-- Start of GIVEN RECORDS --

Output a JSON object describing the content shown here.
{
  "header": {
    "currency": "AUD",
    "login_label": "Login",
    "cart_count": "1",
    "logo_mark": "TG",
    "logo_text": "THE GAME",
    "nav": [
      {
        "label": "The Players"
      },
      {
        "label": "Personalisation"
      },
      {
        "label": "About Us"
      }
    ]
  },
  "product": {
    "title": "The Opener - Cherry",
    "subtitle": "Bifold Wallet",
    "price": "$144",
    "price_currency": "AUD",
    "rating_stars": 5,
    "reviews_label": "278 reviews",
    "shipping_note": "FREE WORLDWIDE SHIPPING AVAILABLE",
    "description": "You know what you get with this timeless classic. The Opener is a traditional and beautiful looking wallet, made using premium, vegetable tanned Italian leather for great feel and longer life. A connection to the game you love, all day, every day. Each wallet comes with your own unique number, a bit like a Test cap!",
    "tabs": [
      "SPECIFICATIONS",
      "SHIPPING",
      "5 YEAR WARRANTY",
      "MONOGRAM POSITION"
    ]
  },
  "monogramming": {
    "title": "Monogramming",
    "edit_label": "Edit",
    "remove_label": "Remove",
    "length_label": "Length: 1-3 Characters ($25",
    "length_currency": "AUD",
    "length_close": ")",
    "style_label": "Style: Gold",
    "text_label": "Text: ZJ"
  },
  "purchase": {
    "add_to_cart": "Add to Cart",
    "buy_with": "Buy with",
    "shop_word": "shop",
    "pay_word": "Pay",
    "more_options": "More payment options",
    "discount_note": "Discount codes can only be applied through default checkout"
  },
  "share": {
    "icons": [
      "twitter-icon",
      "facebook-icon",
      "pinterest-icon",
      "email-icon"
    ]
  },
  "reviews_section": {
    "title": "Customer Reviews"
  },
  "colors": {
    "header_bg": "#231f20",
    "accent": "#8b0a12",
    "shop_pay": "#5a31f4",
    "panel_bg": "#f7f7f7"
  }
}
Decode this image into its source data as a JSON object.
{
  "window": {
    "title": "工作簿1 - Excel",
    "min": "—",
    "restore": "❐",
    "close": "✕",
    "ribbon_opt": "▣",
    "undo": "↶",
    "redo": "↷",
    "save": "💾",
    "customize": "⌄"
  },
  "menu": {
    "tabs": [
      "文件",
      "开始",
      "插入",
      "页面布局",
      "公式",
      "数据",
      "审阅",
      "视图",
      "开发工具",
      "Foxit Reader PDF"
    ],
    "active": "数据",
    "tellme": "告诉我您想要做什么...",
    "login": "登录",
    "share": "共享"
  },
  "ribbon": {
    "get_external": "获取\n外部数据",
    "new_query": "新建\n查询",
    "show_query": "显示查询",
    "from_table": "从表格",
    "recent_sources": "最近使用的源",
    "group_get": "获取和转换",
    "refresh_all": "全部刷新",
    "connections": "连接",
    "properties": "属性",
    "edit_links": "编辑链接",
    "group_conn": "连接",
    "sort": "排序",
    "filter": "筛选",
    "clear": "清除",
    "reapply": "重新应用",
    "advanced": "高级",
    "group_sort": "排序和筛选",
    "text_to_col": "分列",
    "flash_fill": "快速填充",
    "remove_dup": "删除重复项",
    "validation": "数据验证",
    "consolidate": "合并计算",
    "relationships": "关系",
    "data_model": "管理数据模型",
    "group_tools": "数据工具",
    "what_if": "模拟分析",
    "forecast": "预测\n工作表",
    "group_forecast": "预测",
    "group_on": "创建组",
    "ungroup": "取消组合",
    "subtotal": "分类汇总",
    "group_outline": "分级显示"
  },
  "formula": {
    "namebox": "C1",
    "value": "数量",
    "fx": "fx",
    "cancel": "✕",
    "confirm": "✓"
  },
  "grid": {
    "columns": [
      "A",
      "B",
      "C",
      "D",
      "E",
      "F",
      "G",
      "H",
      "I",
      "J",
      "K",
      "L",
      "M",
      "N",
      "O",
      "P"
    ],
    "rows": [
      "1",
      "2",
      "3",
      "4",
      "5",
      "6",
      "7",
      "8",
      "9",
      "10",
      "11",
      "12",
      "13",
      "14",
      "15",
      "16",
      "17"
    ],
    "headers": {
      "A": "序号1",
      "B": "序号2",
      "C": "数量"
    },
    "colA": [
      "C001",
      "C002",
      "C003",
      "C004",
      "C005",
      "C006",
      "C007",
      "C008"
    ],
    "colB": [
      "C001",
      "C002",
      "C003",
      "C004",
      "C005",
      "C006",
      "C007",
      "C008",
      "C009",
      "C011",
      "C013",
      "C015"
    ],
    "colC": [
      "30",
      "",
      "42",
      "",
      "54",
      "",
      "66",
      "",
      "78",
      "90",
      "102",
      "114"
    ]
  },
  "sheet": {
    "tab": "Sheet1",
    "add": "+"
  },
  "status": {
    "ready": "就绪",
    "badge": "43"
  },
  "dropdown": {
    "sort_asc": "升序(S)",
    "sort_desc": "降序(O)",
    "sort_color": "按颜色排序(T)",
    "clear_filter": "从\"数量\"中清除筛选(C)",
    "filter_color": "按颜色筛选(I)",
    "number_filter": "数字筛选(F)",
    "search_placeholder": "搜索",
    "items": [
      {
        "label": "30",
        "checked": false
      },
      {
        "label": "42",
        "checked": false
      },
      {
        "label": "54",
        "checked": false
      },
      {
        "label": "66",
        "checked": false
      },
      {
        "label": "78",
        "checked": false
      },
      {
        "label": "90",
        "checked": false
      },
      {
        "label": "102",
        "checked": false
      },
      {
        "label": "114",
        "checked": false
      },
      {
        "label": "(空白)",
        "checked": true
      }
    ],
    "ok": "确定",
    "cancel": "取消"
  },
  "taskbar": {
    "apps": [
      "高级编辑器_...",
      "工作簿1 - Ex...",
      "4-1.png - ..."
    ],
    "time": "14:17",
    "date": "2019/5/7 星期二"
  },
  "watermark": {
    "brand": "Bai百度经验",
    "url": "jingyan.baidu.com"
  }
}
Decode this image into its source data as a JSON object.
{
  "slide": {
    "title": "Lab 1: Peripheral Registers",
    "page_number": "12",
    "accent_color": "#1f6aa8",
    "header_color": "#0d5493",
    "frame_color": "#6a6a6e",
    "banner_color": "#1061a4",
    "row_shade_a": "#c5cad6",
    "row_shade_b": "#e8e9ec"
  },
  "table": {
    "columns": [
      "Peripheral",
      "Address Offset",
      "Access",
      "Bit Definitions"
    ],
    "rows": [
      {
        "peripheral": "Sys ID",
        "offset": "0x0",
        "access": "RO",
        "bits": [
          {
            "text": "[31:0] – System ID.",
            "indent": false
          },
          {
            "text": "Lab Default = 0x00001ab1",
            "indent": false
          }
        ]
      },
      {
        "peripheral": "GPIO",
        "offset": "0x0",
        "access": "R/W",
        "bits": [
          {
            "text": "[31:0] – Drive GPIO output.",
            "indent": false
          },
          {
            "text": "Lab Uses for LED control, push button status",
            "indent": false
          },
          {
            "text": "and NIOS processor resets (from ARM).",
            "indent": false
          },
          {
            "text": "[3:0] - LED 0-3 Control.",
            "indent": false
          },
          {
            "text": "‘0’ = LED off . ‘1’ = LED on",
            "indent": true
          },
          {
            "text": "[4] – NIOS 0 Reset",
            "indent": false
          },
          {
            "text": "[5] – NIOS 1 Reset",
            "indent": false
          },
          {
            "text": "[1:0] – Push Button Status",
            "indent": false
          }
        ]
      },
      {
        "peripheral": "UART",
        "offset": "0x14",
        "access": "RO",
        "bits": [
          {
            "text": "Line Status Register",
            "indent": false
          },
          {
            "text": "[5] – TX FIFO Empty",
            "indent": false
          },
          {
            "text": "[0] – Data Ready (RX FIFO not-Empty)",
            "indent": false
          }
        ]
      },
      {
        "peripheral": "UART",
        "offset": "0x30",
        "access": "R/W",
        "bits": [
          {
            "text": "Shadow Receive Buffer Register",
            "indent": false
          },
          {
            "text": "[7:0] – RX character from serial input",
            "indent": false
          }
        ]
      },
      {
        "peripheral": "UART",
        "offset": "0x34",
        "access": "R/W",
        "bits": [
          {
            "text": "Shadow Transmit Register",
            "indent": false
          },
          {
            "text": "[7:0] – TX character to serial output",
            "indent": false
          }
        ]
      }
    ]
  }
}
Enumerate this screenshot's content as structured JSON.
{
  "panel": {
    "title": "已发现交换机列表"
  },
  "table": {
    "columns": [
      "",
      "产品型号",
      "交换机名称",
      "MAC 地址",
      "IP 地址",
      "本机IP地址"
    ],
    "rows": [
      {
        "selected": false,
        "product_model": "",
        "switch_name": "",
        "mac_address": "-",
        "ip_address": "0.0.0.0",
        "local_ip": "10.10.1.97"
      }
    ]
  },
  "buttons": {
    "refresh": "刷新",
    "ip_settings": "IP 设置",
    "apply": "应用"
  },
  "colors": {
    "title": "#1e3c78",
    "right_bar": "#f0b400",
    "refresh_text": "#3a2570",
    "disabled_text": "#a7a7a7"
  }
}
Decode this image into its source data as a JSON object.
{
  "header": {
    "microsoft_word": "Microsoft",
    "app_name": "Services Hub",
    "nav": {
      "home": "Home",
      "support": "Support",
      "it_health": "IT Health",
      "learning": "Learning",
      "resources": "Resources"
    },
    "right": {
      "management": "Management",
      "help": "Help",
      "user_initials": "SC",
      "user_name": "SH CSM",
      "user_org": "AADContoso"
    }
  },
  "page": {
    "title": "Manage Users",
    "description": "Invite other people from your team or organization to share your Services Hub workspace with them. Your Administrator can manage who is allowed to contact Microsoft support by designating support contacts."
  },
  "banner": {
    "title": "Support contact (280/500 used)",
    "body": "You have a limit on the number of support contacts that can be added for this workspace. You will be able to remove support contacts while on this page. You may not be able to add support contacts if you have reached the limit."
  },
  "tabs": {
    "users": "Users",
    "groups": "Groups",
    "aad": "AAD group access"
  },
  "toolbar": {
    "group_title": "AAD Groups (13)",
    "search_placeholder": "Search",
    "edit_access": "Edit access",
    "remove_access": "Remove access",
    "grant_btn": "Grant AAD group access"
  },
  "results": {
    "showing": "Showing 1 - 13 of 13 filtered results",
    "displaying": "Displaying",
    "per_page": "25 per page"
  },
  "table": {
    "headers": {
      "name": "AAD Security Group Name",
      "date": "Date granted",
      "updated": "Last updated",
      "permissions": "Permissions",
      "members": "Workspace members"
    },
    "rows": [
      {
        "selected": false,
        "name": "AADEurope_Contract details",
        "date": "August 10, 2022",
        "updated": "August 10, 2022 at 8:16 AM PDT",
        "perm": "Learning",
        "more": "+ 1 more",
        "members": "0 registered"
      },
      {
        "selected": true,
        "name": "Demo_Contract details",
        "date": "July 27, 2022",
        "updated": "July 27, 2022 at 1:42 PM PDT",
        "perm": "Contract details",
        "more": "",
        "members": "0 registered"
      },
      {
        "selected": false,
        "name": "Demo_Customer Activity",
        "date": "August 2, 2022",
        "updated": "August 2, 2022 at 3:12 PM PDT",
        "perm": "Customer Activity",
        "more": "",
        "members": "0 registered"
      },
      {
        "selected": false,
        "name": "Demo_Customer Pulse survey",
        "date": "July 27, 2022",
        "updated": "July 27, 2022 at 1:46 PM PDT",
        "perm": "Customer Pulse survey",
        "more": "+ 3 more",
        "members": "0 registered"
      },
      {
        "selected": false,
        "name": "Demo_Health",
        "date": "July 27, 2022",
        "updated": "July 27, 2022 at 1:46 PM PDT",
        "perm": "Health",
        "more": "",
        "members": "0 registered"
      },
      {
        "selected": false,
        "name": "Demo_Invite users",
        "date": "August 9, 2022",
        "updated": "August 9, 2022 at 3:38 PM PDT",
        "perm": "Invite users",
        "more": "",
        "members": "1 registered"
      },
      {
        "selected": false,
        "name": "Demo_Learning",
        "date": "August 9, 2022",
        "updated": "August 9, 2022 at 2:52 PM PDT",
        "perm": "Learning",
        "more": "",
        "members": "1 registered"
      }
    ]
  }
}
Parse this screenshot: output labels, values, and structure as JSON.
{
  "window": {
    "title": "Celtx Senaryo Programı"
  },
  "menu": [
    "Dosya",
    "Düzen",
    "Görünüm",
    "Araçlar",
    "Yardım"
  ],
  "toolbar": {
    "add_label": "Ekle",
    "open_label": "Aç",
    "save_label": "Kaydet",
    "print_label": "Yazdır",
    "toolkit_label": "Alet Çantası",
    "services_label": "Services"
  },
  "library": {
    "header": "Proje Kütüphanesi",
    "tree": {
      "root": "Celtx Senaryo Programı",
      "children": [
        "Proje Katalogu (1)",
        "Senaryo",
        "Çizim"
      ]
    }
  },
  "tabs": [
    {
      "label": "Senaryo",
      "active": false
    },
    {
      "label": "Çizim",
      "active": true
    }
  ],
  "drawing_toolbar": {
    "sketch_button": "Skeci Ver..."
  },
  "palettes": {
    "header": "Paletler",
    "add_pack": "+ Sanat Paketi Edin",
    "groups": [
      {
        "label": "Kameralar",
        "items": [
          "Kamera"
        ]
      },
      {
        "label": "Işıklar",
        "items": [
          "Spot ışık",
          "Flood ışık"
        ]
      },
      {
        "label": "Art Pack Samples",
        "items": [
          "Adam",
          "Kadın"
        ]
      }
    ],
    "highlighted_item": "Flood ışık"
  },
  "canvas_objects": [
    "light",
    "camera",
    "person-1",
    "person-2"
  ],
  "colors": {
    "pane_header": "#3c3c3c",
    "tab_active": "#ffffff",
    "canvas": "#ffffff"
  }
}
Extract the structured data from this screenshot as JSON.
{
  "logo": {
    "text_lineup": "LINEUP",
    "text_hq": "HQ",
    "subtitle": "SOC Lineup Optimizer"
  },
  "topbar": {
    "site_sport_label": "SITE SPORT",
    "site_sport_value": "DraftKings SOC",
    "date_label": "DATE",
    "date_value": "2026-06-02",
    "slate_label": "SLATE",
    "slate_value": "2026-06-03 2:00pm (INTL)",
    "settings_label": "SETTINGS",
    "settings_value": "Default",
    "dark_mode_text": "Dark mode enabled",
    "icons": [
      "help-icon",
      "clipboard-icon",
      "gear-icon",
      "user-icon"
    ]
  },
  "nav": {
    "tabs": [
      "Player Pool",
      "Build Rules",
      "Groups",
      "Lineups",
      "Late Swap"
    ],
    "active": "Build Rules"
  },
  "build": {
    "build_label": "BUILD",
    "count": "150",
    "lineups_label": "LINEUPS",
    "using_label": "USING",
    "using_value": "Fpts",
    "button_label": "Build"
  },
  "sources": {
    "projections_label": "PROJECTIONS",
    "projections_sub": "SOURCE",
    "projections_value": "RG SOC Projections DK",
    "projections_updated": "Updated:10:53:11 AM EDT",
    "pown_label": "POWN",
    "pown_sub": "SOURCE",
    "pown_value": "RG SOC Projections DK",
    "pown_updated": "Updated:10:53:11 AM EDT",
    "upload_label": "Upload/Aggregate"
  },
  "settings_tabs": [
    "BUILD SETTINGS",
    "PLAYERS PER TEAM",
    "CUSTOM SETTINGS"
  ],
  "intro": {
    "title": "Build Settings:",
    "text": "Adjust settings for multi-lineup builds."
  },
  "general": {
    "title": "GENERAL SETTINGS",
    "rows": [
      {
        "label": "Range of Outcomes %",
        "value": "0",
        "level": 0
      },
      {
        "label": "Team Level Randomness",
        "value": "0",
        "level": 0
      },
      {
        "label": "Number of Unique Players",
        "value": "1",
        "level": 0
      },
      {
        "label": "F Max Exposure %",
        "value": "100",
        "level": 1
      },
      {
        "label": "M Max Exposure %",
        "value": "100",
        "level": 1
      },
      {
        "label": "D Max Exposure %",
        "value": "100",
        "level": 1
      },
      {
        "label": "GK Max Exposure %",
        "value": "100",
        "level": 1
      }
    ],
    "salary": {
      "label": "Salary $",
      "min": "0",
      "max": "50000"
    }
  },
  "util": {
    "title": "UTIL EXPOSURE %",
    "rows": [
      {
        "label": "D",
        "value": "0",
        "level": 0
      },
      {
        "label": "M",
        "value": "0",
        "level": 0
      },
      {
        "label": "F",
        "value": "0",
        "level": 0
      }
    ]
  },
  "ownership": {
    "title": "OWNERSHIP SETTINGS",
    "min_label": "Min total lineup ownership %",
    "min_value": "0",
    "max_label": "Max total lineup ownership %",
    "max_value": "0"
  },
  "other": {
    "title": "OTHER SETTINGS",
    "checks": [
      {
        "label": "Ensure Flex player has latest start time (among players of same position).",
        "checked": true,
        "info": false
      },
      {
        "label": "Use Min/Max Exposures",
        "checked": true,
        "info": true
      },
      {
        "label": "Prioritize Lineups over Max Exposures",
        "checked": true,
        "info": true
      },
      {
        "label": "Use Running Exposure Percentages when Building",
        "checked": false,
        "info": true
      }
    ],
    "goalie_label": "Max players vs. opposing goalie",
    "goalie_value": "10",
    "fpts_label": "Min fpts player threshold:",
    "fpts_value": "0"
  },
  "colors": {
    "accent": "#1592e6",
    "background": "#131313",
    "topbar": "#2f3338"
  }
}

-- End of GIVEN RECORDS --

INSTRUCTION: Copy all lines from the entries that contain the word "screenshot".

TASK RESPONSE:
Enumerate this screenshot's content as structured JSON.
Parse this screenshot: output labels, values, and structure as JSON.
Extract the structured data from this screenshot as JSON.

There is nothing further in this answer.